● **REQUIRED WORK**
Search the records for the word "сердечная" and report each line that has it.

● **AVAILABLE RECORDS**
- - - - -
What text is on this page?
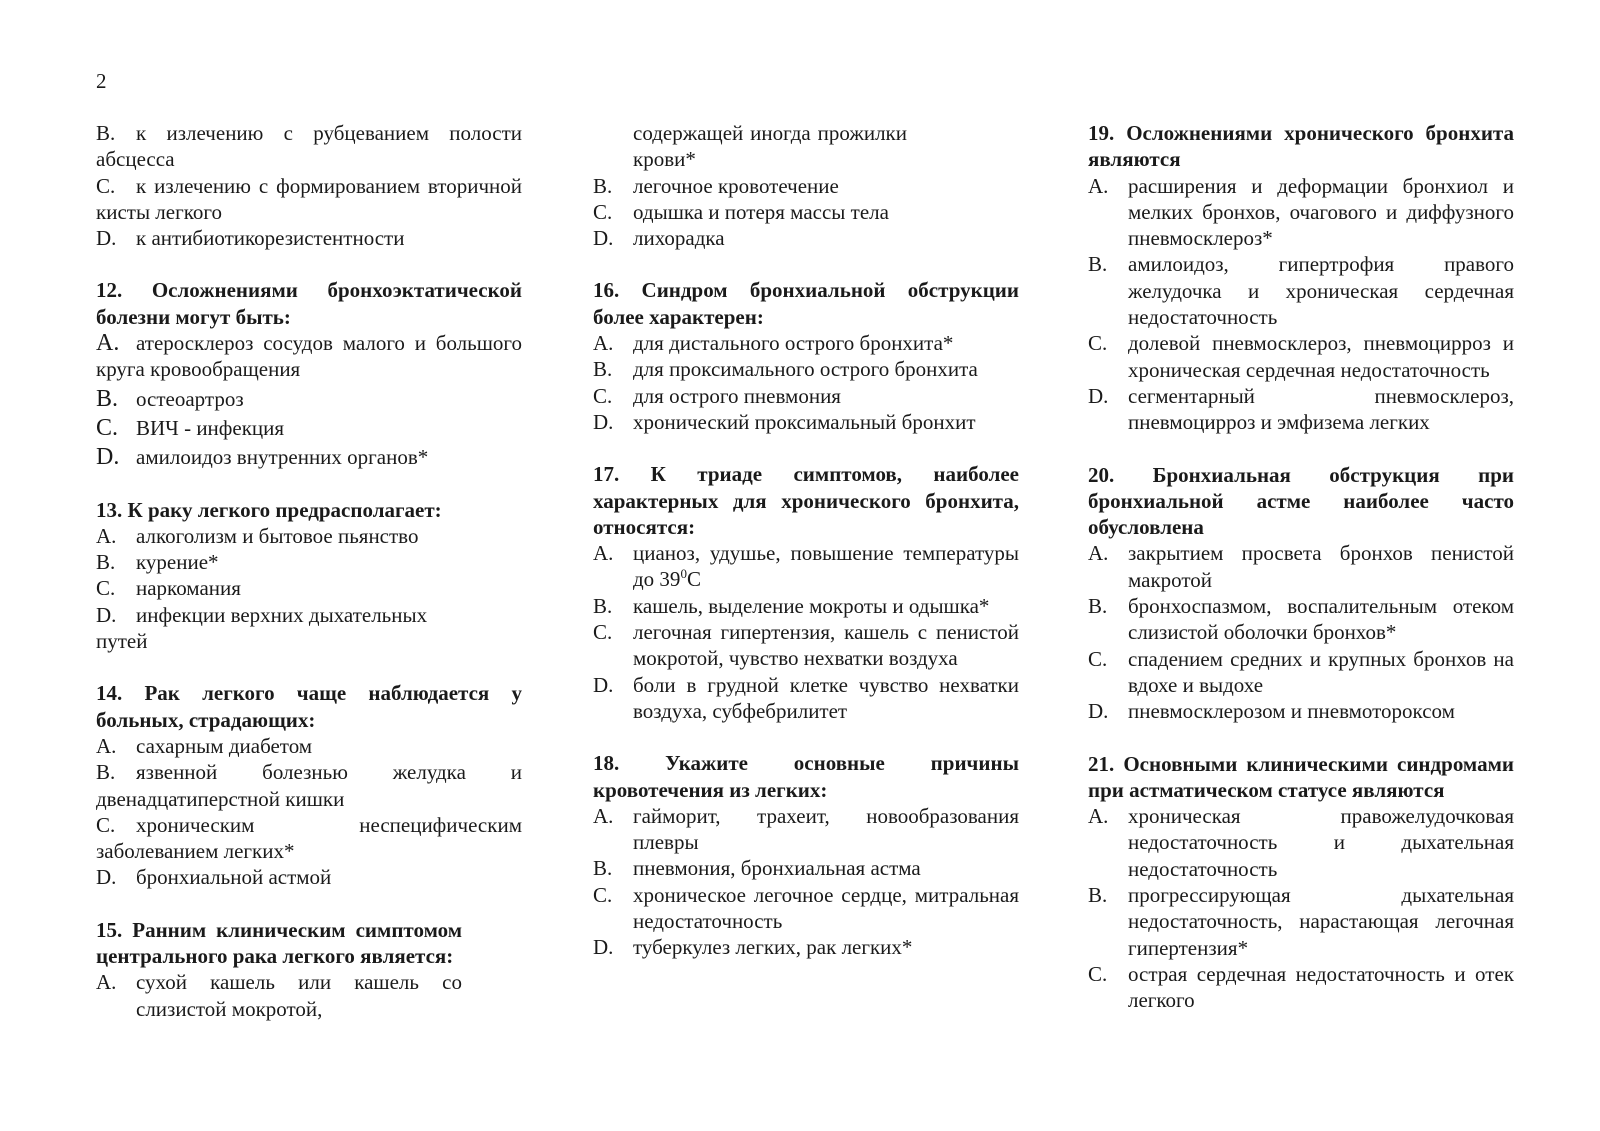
2
B. к излечению с рубцеванием полости абсцесса
C. к излечению с формированием вторичной кисты легкого
D. к антибиотикорезистентности
12. Осложнениями бронхоэктатической болезни могут быть:
A. атеросклероз сосудов малого и большого круга кровообращения
B. остеоартроз
C. ВИЧ - инфекция
D. амилоидоз внутренних органов*
13. К раку легкого предрасполагает:
A. алкоголизм и бытовое пьянство
B. курение*
C. наркомания
D. инфекции верхних дыхательных путей
14. Рак легкого чаще наблюдается у больных, страдающих:
A. сахарным диабетом
B. язвенной болезнью желудка и двенадцатиперстной кишки
C. хроническим неспецифическим заболеванием легких*
D. бронхиальной астмой
15. Ранним клиническим симптомом центрального рака легкого является:
A. сухой кашель или кашель со слизистой мокротой,
содержащей иногда прожилки крови*
B. легочное кровотечение
C. одышка и потеря массы тела
D. лихорадка
16. Синдром бронхиальной обструкции более характерен:
A. для дистального острого бронхита*
B. для проксимального острого бронхита
C. для острого пневмония
D. хронический проксимальный бронхит
17. К триаде симптомов, наиболее характерных для хронического бронхита, относятся:
A. цианоз, удушье, повышение температуры до $39^0С$
B. кашель, выделение мокроты и одышка*
C. легочная гипертензия, кашель с пенистой мокротой, чувство нехватки воздуха
D. боли в грудной клетке чувство нехватки воздуха, субфебрилитет
18. Укажите основные причины кровотечения из легких:
A. гайморит, трахеит, новообразования плевры
B. пневмония, бронхиальная астма
C. хроническое легочное сердце, митральная недостаточность
D. туберкулез легких, рак легких*
19. Осложнениями хронического бронхита являются
A. расширения и деформации бронхиол и мелких бронхов, очагового и диффузного пневмосклероз*
B. амилоидоз, гипертрофия правого желудочка и хроническая сердечная недостаточность
C. долевой пневмосклероз, пневмоцирроз и хроническая сердечная недостаточность
D. сегментарный пневмосклероз, пневмоцирроз и эмфизема легких
20. Бронхиальная обструкция при бронхиальной астме наиболее часто обусловлена
A. закрытием просвета бронхов пенистой макротой
B. бронхоспазмом, воспалительным отеком слизистой оболочки бронхов*
C. спадением средних и крупных бронхов на вдохе и выдохе
D. пневмосклерозом и пневмотороксом
21. Основными клиническими синдромами при астматическом статусе являются
A. хроническая правожелудочковая недостаточность и дыхательная недостаточность
B. прогрессирующая дыхательная недостаточность, нарастающая легочная гипертензия*
C. острая сердечная недостаточность и отек легкого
- - - - -
● **ANSWER TO THE EXERCISE**
B. амилоидоз, гипертрофия правого желудочка и хроническая сердечная недостаточность
C. долевой пневмосклероз, пневмоцирроз и хроническая сердечная недостаточность
C. острая сердечная недостаточность и отек легкого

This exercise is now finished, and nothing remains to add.